(Extracted records)
▬▬▬▬▬▬▬▬▬▬
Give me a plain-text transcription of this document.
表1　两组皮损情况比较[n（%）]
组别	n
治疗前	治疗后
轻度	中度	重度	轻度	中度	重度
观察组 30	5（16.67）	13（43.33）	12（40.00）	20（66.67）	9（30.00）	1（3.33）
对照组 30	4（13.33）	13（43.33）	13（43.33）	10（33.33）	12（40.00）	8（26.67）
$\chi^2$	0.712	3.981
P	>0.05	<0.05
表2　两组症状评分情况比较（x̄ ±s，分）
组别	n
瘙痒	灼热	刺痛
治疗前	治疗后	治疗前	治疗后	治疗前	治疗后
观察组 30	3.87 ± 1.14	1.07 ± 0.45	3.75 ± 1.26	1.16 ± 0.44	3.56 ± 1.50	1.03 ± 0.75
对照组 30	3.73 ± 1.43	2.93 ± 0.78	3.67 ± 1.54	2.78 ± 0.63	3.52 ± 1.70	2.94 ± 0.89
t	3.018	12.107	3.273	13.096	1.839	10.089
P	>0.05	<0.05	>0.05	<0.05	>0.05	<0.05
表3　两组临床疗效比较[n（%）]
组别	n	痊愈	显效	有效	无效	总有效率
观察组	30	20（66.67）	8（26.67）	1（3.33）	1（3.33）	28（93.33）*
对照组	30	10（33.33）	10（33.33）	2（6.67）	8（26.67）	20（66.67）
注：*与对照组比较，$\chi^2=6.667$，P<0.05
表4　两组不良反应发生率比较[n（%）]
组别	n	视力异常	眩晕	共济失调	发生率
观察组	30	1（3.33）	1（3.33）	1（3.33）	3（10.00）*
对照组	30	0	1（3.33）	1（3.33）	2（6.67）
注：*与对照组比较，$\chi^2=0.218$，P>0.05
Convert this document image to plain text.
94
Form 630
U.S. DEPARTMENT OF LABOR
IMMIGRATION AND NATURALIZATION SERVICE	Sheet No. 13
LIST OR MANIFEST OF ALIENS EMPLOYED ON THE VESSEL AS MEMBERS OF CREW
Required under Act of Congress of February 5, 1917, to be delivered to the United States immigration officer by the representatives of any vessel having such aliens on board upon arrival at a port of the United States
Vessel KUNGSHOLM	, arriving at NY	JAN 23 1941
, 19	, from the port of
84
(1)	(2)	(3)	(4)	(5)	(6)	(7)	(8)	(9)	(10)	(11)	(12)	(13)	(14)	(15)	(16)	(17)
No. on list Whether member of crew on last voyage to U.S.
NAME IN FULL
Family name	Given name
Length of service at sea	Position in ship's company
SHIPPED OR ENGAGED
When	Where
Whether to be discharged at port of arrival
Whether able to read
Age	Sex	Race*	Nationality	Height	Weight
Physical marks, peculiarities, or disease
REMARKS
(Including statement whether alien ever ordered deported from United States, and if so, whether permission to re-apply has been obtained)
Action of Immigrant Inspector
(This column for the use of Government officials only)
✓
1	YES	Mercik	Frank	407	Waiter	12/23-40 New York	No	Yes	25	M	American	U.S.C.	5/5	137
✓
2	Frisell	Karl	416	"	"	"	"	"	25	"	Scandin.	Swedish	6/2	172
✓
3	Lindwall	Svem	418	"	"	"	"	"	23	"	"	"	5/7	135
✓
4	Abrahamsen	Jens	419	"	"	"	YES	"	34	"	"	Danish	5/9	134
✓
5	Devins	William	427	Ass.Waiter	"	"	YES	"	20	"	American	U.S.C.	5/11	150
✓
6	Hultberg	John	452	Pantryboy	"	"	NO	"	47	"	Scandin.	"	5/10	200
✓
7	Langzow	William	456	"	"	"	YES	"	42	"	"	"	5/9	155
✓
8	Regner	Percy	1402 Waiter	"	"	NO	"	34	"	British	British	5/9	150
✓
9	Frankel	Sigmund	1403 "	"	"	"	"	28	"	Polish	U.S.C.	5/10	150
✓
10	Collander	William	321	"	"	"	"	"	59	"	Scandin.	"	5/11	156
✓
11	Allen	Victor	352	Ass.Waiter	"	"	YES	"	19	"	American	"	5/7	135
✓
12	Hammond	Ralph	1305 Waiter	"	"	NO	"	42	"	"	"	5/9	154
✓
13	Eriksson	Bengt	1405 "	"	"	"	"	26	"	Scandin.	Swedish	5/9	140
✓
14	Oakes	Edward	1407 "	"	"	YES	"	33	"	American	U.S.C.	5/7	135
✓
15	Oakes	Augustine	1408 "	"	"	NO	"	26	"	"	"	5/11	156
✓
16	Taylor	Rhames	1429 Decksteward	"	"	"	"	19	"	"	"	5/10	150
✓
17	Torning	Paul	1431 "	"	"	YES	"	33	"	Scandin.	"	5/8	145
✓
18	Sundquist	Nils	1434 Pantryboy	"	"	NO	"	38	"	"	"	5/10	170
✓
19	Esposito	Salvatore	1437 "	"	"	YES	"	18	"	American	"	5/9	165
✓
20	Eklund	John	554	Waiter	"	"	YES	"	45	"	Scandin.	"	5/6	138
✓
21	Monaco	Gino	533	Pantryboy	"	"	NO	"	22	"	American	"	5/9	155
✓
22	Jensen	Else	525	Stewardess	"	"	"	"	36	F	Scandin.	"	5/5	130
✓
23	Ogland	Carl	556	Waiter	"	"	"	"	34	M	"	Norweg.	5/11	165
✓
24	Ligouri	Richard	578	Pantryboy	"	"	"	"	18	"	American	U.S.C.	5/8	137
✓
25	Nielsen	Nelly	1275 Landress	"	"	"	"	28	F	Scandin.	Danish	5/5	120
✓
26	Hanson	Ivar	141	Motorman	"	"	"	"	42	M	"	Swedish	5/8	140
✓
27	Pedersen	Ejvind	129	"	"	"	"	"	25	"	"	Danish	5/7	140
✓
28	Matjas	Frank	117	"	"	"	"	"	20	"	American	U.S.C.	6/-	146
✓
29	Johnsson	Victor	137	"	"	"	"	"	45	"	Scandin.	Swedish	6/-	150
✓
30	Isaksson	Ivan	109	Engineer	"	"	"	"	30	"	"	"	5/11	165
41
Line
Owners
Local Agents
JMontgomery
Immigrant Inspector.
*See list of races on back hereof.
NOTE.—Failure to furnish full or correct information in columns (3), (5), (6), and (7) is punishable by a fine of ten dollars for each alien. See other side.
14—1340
▬▬▬▬▬▬▬▬▬▬
== WHAT YOU SHOULD DO ==
Find and copy every line in the entries above where the string "Pantryboy" occurs.

== WRITTEN ANSWER ==
6	Hultberg	John	452	Pantryboy	"	"	NO	"	47	"	Scandin.	"	5/10	200
18	Sundquist	Nils	1434 Pantryboy	"	"	NO	"	38	"	"	"	5/10	170
21	Monaco	Gino	533	Pantryboy	"	"	NO	"	22	"	American	"	5/9	155
24	Ligouri	Richard	578	Pantryboy	"	"	"	"	18	"	American	U.S.C.	5/8	137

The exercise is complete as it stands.